> EXERCISE INSTRUCTIONS
Check every line below for the word "local" and show those that hold it.

> GIVEN ENTRIES

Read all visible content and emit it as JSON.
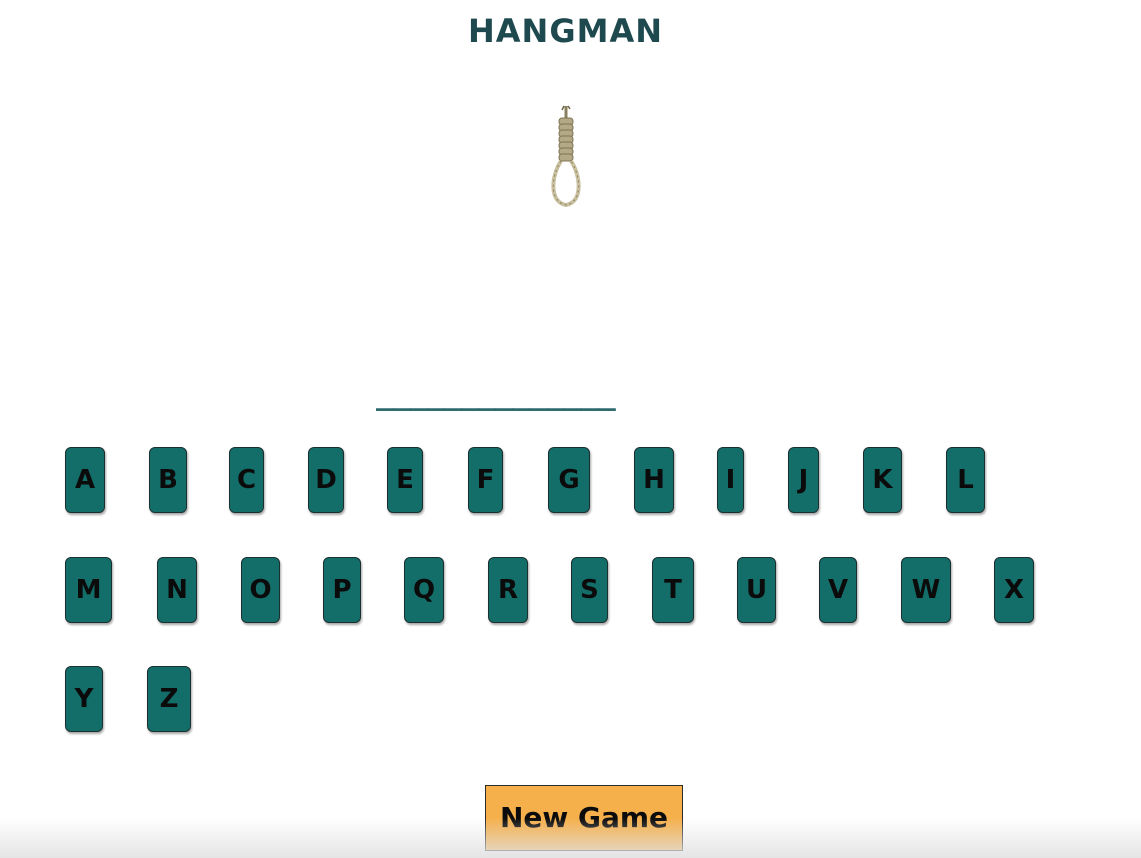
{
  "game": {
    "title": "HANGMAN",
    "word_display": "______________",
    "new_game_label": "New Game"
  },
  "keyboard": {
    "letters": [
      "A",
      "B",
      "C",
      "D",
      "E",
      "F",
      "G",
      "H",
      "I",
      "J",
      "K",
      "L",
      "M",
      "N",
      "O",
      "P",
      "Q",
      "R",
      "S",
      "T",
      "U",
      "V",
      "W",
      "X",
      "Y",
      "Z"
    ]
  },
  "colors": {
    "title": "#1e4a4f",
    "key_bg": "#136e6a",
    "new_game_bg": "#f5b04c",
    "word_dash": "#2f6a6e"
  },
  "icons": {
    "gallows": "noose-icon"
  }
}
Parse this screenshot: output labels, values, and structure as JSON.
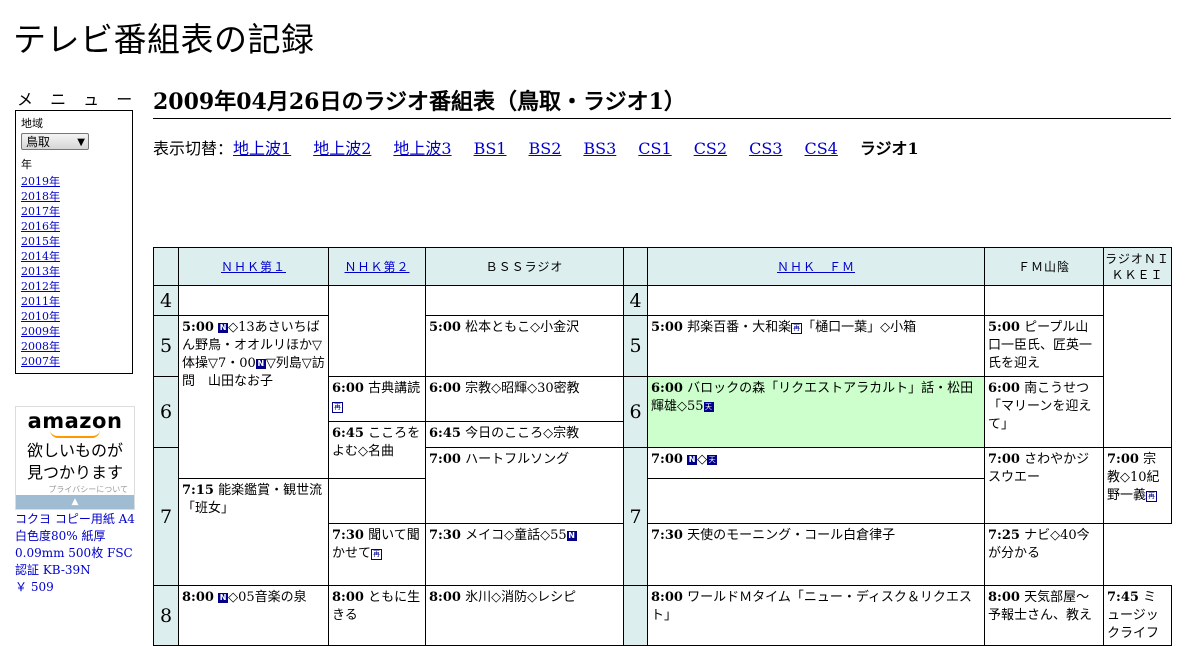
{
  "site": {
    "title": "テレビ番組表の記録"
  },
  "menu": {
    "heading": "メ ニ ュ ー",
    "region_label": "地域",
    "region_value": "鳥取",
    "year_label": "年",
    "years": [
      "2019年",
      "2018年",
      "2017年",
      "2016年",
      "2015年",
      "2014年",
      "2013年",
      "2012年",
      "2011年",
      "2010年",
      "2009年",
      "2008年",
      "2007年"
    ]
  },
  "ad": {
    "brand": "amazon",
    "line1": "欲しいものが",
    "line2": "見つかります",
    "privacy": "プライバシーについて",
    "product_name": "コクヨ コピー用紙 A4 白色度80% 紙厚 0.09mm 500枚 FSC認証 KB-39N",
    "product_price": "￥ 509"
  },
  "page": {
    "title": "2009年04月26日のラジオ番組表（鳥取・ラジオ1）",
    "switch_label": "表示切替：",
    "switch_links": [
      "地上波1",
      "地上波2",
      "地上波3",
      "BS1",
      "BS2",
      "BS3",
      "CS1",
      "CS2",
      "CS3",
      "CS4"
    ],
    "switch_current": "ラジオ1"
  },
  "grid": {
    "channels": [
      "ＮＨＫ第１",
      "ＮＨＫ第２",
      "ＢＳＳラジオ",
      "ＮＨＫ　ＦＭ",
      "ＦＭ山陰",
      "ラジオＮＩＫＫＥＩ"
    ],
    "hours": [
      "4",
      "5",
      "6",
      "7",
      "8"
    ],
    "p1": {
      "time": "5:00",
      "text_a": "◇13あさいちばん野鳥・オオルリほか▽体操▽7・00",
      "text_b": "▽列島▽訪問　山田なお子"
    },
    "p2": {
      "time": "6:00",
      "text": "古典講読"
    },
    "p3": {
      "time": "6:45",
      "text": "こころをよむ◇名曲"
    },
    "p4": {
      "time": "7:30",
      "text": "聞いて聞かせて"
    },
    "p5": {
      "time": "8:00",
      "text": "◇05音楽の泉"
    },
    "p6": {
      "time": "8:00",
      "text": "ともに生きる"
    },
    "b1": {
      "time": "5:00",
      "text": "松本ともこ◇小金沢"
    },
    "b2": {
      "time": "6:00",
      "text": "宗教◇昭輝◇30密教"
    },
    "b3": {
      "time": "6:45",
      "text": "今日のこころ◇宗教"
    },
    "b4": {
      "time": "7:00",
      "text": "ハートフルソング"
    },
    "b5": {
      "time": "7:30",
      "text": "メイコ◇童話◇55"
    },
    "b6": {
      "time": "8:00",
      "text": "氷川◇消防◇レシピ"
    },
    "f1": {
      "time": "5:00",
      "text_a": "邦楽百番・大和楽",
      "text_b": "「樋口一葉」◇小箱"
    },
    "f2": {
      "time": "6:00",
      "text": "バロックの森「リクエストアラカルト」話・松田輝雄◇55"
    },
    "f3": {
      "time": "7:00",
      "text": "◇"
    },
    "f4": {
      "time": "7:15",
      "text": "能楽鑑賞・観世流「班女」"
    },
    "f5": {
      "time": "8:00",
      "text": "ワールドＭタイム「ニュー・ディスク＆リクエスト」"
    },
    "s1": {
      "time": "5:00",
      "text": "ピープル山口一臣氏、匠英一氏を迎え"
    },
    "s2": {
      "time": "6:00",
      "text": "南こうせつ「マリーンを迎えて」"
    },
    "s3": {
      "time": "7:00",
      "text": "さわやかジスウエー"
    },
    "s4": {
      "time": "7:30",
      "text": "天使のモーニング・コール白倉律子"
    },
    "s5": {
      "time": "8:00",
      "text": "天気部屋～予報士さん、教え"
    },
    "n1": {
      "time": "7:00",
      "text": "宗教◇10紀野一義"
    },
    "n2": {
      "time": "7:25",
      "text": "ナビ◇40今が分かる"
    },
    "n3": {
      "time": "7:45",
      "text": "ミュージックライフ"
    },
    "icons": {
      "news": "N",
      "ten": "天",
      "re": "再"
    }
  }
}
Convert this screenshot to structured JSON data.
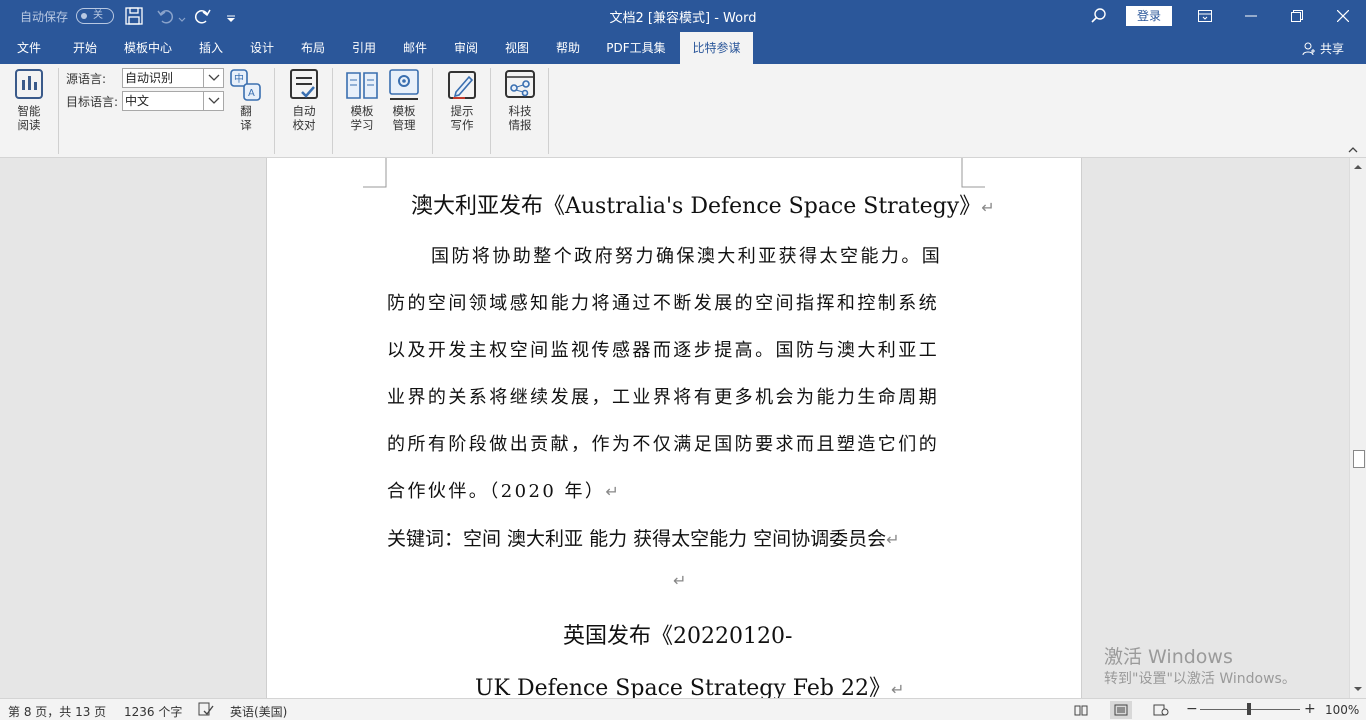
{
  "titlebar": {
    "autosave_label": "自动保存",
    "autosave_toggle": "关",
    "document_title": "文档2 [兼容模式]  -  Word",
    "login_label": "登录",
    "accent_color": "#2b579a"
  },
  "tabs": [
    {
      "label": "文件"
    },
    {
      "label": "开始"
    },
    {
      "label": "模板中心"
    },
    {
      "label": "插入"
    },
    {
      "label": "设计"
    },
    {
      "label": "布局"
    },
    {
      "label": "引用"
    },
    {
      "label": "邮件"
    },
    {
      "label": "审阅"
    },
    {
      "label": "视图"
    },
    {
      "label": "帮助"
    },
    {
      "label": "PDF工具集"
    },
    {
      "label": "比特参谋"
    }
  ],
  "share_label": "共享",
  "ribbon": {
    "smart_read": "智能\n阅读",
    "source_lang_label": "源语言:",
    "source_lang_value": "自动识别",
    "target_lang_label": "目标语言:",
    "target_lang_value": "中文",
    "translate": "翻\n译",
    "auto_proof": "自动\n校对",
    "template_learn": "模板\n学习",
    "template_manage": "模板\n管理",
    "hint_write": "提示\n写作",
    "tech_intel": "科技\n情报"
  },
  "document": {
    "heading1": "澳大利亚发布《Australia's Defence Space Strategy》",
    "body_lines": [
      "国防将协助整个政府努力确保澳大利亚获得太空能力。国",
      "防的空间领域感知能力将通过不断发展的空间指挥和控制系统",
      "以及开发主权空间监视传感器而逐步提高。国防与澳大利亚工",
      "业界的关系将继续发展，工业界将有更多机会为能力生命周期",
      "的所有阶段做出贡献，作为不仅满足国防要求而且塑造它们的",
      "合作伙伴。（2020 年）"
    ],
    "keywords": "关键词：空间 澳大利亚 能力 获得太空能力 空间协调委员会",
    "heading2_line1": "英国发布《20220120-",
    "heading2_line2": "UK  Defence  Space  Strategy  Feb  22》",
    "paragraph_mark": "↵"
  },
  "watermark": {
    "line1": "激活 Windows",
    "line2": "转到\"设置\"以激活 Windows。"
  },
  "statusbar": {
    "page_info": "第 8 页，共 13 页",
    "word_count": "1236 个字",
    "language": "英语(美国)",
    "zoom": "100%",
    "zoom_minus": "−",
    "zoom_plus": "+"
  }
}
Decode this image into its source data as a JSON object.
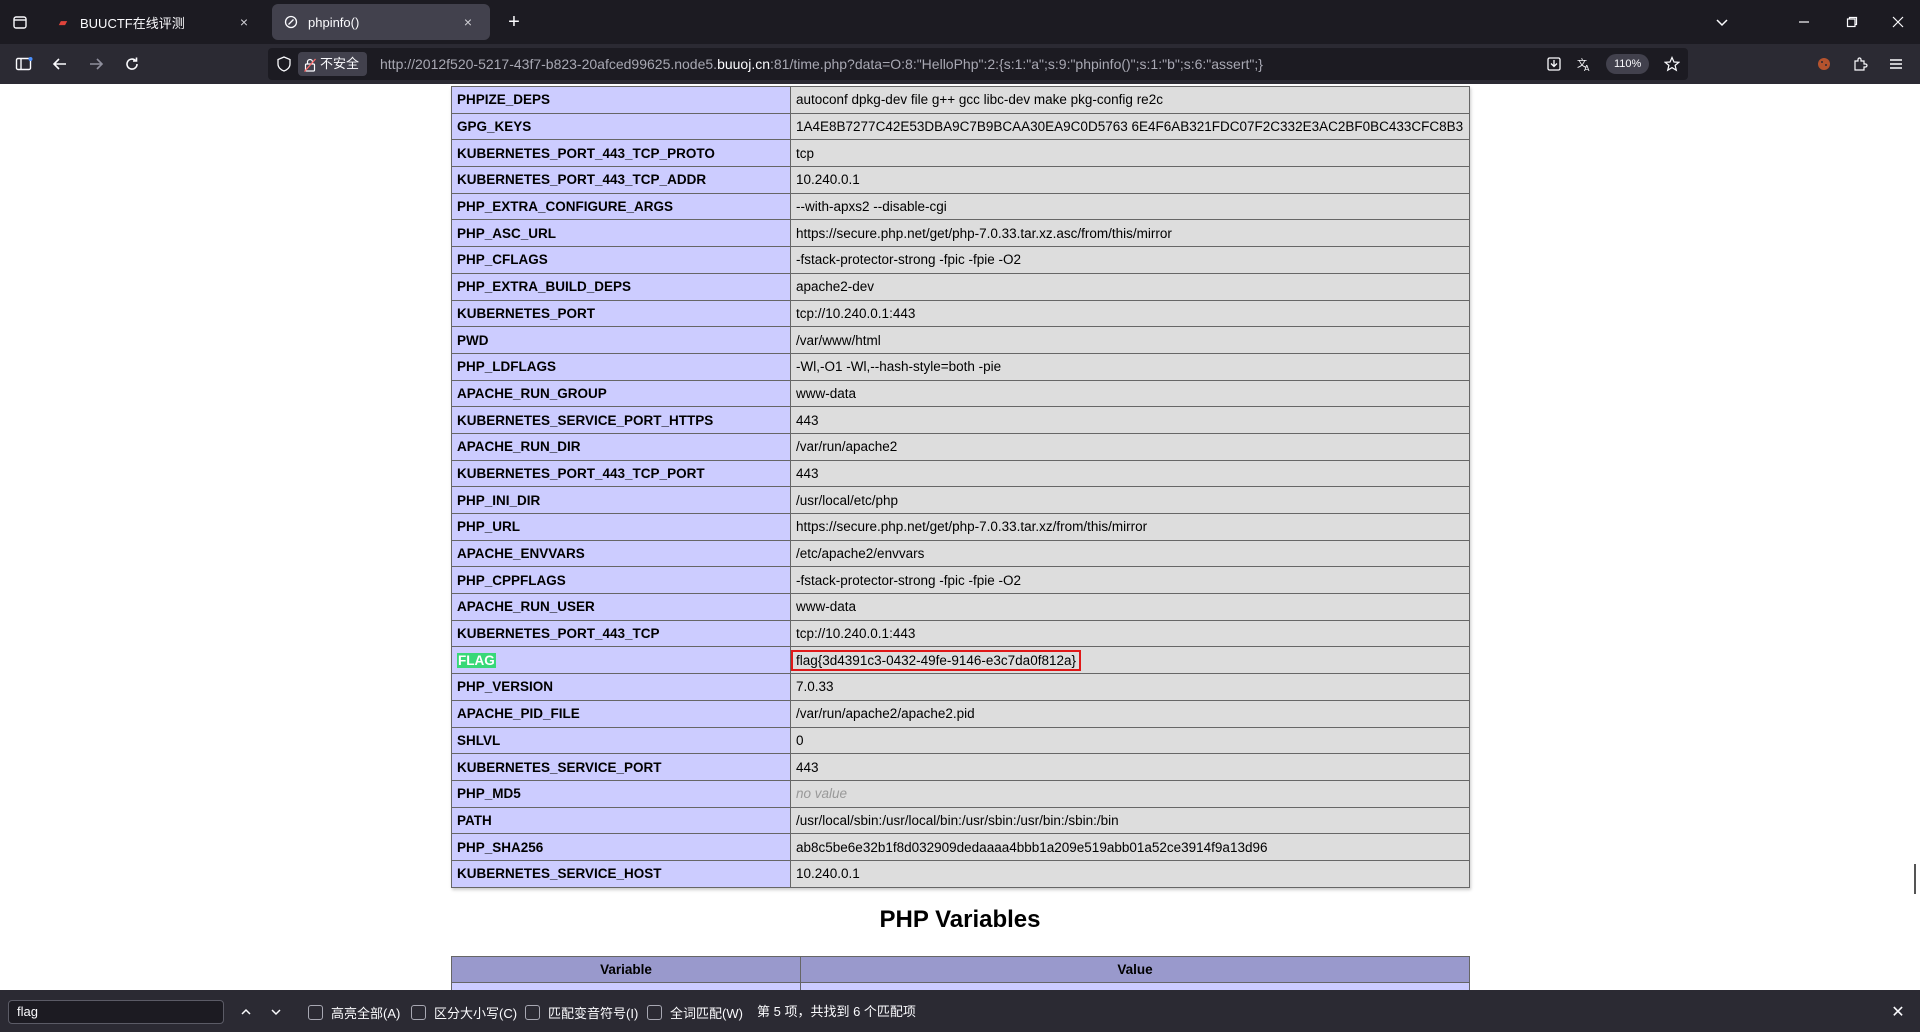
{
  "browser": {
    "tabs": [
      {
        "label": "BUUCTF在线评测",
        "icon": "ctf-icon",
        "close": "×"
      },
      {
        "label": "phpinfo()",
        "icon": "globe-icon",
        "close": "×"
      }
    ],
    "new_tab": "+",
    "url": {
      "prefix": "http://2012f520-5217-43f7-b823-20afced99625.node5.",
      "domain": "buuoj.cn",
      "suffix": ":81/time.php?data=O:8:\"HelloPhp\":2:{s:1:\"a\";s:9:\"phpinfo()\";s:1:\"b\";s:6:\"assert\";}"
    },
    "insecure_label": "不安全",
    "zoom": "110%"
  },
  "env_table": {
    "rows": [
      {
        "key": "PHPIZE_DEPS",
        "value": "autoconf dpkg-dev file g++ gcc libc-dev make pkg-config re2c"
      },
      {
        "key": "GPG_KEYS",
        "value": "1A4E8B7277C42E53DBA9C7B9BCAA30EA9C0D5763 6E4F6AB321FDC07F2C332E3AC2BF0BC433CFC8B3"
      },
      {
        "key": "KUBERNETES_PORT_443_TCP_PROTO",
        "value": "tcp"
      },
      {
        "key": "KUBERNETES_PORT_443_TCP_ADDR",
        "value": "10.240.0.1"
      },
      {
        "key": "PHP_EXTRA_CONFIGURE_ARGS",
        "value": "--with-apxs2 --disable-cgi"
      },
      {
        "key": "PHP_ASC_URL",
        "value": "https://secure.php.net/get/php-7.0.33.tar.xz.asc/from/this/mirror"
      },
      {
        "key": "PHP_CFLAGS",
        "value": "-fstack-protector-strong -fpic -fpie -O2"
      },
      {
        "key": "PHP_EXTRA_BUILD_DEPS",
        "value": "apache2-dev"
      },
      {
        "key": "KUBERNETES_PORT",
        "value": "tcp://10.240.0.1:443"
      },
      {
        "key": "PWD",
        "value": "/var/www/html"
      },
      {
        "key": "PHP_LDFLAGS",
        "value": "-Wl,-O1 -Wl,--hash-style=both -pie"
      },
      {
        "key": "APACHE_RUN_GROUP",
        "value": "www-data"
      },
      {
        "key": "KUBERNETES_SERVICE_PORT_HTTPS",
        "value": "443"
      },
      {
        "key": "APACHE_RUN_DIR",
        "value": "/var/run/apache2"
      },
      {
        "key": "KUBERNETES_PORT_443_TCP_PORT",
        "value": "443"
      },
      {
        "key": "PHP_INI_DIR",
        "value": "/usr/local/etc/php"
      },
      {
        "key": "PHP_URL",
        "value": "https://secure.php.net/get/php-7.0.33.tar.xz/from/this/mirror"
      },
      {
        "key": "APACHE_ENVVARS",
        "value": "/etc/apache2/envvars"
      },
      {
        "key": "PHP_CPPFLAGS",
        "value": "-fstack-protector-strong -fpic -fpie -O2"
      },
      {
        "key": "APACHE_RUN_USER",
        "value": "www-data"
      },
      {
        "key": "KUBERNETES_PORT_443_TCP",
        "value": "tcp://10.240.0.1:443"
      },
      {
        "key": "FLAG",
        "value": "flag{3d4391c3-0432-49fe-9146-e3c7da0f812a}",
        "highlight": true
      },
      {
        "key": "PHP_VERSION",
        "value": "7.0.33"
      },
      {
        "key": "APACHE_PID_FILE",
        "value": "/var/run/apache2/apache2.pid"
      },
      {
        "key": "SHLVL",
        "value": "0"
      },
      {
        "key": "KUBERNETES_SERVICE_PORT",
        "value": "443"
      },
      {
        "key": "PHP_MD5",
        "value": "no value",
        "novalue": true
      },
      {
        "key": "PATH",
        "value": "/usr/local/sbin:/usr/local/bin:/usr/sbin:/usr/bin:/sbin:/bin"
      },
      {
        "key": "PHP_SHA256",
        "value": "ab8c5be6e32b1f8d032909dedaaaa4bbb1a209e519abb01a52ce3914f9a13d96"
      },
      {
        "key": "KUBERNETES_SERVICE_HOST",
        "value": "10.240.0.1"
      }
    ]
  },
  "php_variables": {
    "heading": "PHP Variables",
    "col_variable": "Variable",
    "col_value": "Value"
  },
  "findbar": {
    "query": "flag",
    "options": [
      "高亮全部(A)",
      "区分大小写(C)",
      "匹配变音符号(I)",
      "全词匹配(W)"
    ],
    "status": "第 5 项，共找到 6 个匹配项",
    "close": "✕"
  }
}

> OUTPUT OF THE EXERCISE
        "value": "/usr/local/etc/php"
        "value": "/usr/local/sbin:/usr/local/bin:/usr/sbin:/usr/bin:/sbin:/bin"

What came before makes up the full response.